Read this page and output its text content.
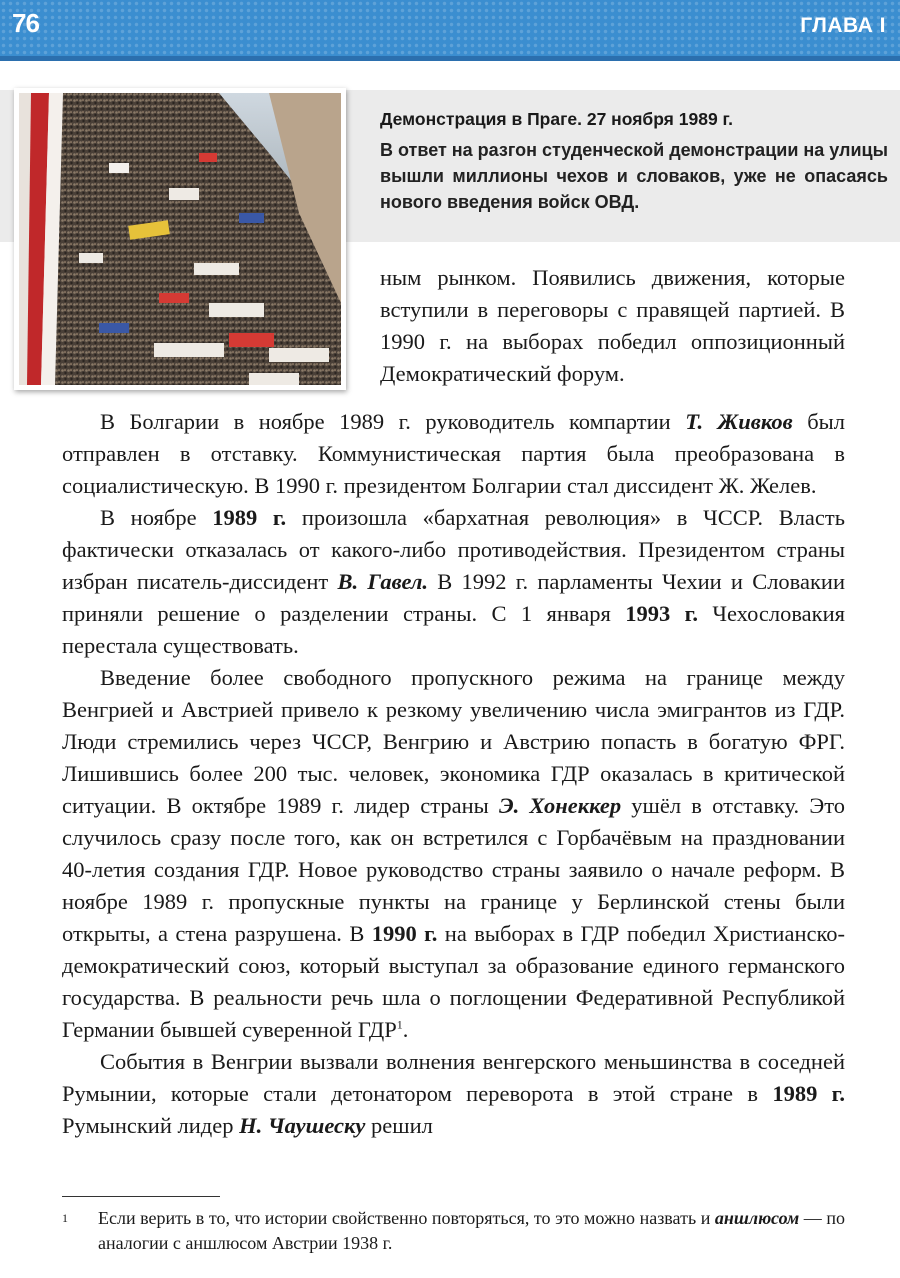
76	ГЛАВА I
Демонстрация в Праге. 27 ноября 1989 г.
В ответ на разгон студенческой демонстрации на улицы вышли миллионы чехов и словаков, уже не опасаясь нового введения войск ОВД.
ным рынком. Появились движения, которые вступили в переговоры с правящей партией. В 1990 г. на выборах победил оппозиционный Демократический форум.

В Болгарии в ноябре 1989 г. руководитель компартии Т. Живков был отправлен в отставку. Коммунистическая партия была преобразована в социалистическую. В 1990 г. президентом Болгарии стал диссидент Ж. Желев.

В ноябре 1989 г. произошла «бархатная революция» в ЧССР. Власть фактически отказалась от какого-либо противодействия. Президентом страны избран писатель-диссидент В. Гавел. В 1992 г. парламенты Чехии и Словакии приняли решение о разделении страны. С 1 января 1993 г. Чехословакия перестала существовать.

Введение более свободного пропускного режима на границе между Венгрией и Австрией привело к резкому увеличению числа эмигрантов из ГДР. Люди стремились через ЧССР, Венгрию и Австрию попасть в богатую ФРГ. Лишившись более 200 тыс. человек, экономика ГДР оказалась в критической ситуации. В октябре 1989 г. лидер страны Э. Хонеккер ушёл в отставку. Это случилось сразу после того, как он встретился с Горбачёвым на праздновании 40-летия создания ГДР. Новое руководство страны заявило о начале реформ. В ноябре 1989 г. пропускные пункты на границе у Берлинской стены были открыты, а стена разрушена. В 1990 г. на выборах в ГДР победил Христианско-демократический союз, который выступал за образование единого германского государства. В реальности речь шла о поглощении Федеративной Республикой Германии бывшей суверенной ГДР$^1$.

События в Венгрии вызвали волнения венгерского меньшинства в соседней Румынии, которые стали детонатором переворота в этой стране в 1989 г. Румынский лидер Н. Чаушеску решил

1 Если верить в то, что истории свойственно повторяться, то это можно назвать и аншлюсом — по аналогии с аншлюсом Австрии 1938 г.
--------------------------------
→ Work required: Which lines include the word "которые"? Copy every one of them.

→ Complete answer:
ным рынком. Появились движения, которые вступили в переговоры с правящей партией. В 1990 г. на выборах победил оппозиционный Демократический форум.
События в Венгрии вызвали волнения венгерского меньшинства в соседней Румынии, которые стали детонатором переворота в этой стране в 1989 г. Румынский лидер Н. Чаушеску решил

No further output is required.